--- Objective ---
Transcribe every line exactly. Leave the pictures behind.

(Dataset items)
>> Start
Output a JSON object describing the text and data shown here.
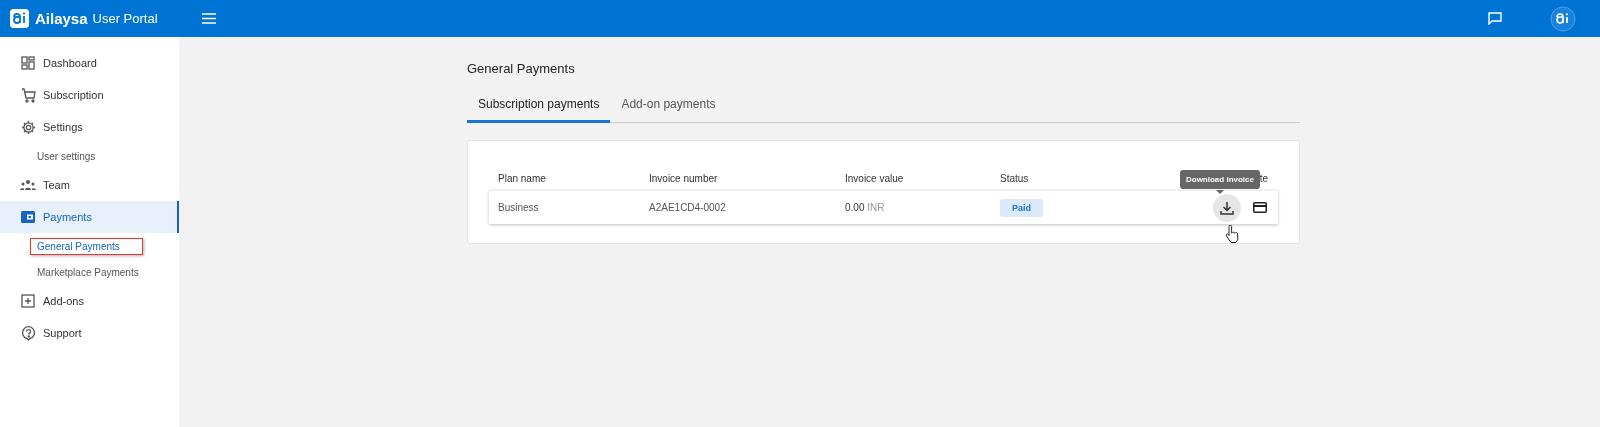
{
  "header": {
    "brand": "Ailaysa",
    "subtitle": "User Portal"
  },
  "sidebar": {
    "items": [
      {
        "label": "Dashboard",
        "kind": "dashboard",
        "selected": false
      },
      {
        "label": "Subscription",
        "kind": "cart",
        "selected": false
      },
      {
        "label": "Settings",
        "kind": "gear",
        "selected": false,
        "children": [
          {
            "label": "User settings",
            "selected": false,
            "highlighted": false
          }
        ]
      },
      {
        "label": "Team",
        "kind": "team",
        "selected": false
      },
      {
        "label": "Payments",
        "kind": "wallet",
        "selected": true,
        "children": [
          {
            "label": "General Payments",
            "selected": true,
            "highlighted": true
          },
          {
            "label": "Marketplace Payments",
            "selected": false,
            "highlighted": false
          }
        ]
      },
      {
        "label": "Add-ons",
        "kind": "plus",
        "selected": false
      },
      {
        "label": "Support",
        "kind": "help",
        "selected": false
      }
    ]
  },
  "page": {
    "title": "General Payments",
    "tabs": [
      {
        "label": "Subscription payments",
        "selected": true
      },
      {
        "label": "Add-on payments",
        "selected": false
      }
    ],
    "table": {
      "columns": [
        "Plan name",
        "Invoice number",
        "Invoice value",
        "Status",
        "te"
      ],
      "rows": [
        {
          "plan": "Business",
          "invoice_number": "A2AE1CD4-0002",
          "amount": "0.00",
          "currency": "INR",
          "status": "Paid"
        }
      ]
    },
    "tooltip": "Download invoice"
  }
}
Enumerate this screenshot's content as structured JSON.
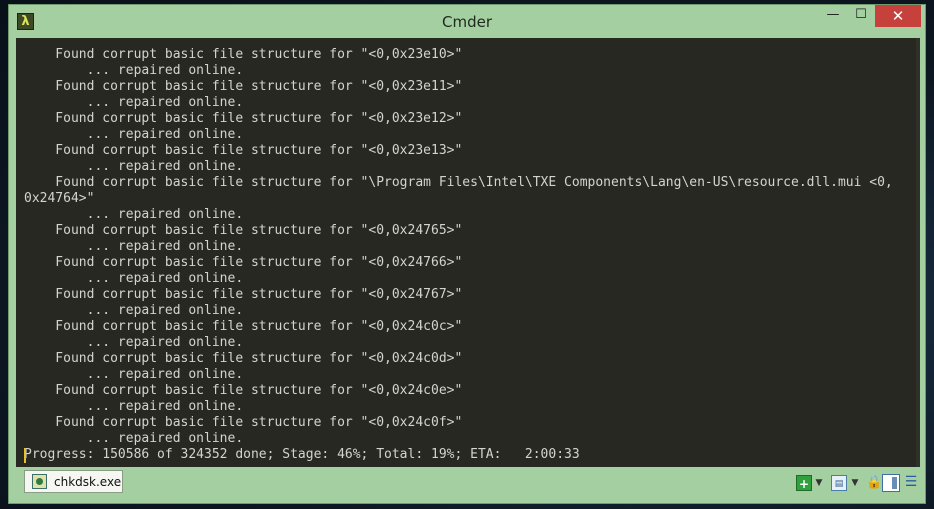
{
  "window": {
    "title": "Cmder",
    "app_icon": "λ",
    "minimize_glyph": "—",
    "maximize_glyph": "☐",
    "close_glyph": "✕"
  },
  "console": {
    "lines": [
      "    Found corrupt basic file structure for \"<0,0x23e10>\"",
      "        ... repaired online.",
      "    Found corrupt basic file structure for \"<0,0x23e11>\"",
      "        ... repaired online.",
      "    Found corrupt basic file structure for \"<0,0x23e12>\"",
      "        ... repaired online.",
      "    Found corrupt basic file structure for \"<0,0x23e13>\"",
      "        ... repaired online.",
      "    Found corrupt basic file structure for \"\\Program Files\\Intel\\TXE Components\\Lang\\en-US\\resource.dll.mui <0,",
      "0x24764>\"",
      "        ... repaired online.",
      "    Found corrupt basic file structure for \"<0,0x24765>\"",
      "        ... repaired online.",
      "    Found corrupt basic file structure for \"<0,0x24766>\"",
      "        ... repaired online.",
      "    Found corrupt basic file structure for \"<0,0x24767>\"",
      "        ... repaired online.",
      "    Found corrupt basic file structure for \"<0,0x24c0c>\"",
      "        ... repaired online.",
      "    Found corrupt basic file structure for \"<0,0x24c0d>\"",
      "        ... repaired online.",
      "    Found corrupt basic file structure for \"<0,0x24c0e>\"",
      "        ... repaired online.",
      "    Found corrupt basic file structure for \"<0,0x24c0f>\"",
      "        ... repaired online.",
      "Progress: 150586 of 324352 done; Stage: 46%; Total: 19%; ETA:   2:00:33"
    ]
  },
  "statusbar": {
    "tab_label": "chkdsk.exe",
    "new_tab_glyph": "+",
    "dropdown_glyph": "▼",
    "panel_glyph": "▤",
    "lock_glyph": "🔒",
    "menu_glyph": "☰"
  },
  "colors": {
    "frame": "#a4cfa0",
    "console_bg": "#272822",
    "console_text": "#d4d4cc",
    "close_button": "#c7413c",
    "caret": "#e6c02f"
  }
}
>> End
--- Exercise output ---
Output a JSON object describing the text and data shown here.
{
  "header": {
    "brand": "Ailaysa",
    "subtitle": "User Portal"
  },
  "sidebar": {
    "items": [
      {
        "label": "Dashboard",
        "kind": "dashboard",
        "selected": false
      },
      {
        "label": "Subscription",
        "kind": "cart",
        "selected": false
      },
      {
        "label": "Settings",
        "kind": "gear",
        "selected": false,
        "children": [
          {
            "label": "User settings",
            "selected": false,
            "highlighted": false
          }
        ]
      },
      {
        "label": "Team",
        "kind": "team",
        "selected": false
      },
      {
        "label": "Payments",
        "kind": "wallet",
        "selected": true,
        "children": [
          {
            "label": "General Payments",
            "selected": true,
            "highlighted": true
          },
          {
            "label": "Marketplace Payments",
            "selected": false,
            "highlighted": false
          }
        ]
      },
      {
        "label": "Add-ons",
        "kind": "plus",
        "selected": false
      },
      {
        "label": "Support",
        "kind": "help",
        "selected": false
      }
    ]
  },
  "page": {
    "title": "General Payments",
    "tabs": [
      {
        "label": "Subscription payments",
        "selected": true
      },
      {
        "label": "Add-on payments",
        "selected": false
      }
    ],
    "table": {
      "columns": [
        "Plan name",
        "Invoice number",
        "Invoice value",
        "Status",
        "te"
      ],
      "rows": [
        {
          "plan": "Business",
          "invoice_number": "A2AE1CD4-0002",
          "amount": "0.00",
          "currency": "INR",
          "status": "Paid"
        }
      ]
    },
    "tooltip": "Download invoice"
  }
}
Enumerate this screenshot's content as structured JSON.
{
  "window": {
    "title": "Cmder",
    "app_icon": "λ",
    "minimize_glyph": "—",
    "maximize_glyph": "☐",
    "close_glyph": "✕"
  },
  "console": {
    "lines": [
      "    Found corrupt basic file structure for \"<0,0x23e10>\"",
      "        ... repaired online.",
      "    Found corrupt basic file structure for \"<0,0x23e11>\"",
      "        ... repaired online.",
      "    Found corrupt basic file structure for \"<0,0x23e12>\"",
      "        ... repaired online.",
      "    Found corrupt basic file structure for \"<0,0x23e13>\"",
      "        ... repaired online.",
      "    Found corrupt basic file structure for \"\\Program Files\\Intel\\TXE Components\\Lang\\en-US\\resource.dll.mui <0,",
      "0x24764>\"",
      "        ... repaired online.",
      "    Found corrupt basic file structure for \"<0,0x24765>\"",
      "        ... repaired online.",
      "    Found corrupt basic file structure for \"<0,0x24766>\"",
      "        ... repaired online.",
      "    Found corrupt basic file structure for \"<0,0x24767>\"",
      "        ... repaired online.",
      "    Found corrupt basic file structure for \"<0,0x24c0c>\"",
      "        ... repaired online.",
      "    Found corrupt basic file structure for \"<0,0x24c0d>\"",
      "        ... repaired online.",
      "    Found corrupt basic file structure for \"<0,0x24c0e>\"",
      "        ... repaired online.",
      "    Found corrupt basic file structure for \"<0,0x24c0f>\"",
      "        ... repaired online.",
      "Progress: 150586 of 324352 done; Stage: 46%; Total: 19%; ETA:   2:00:33"
    ]
  },
  "statusbar": {
    "tab_label": "chkdsk.exe",
    "new_tab_glyph": "+",
    "dropdown_glyph": "▼",
    "panel_glyph": "▤",
    "lock_glyph": "🔒",
    "menu_glyph": "☰"
  },
  "colors": {
    "frame": "#a4cfa0",
    "console_bg": "#272822",
    "console_text": "#d4d4cc",
    "close_button": "#c7413c",
    "caret": "#e6c02f"
  }
}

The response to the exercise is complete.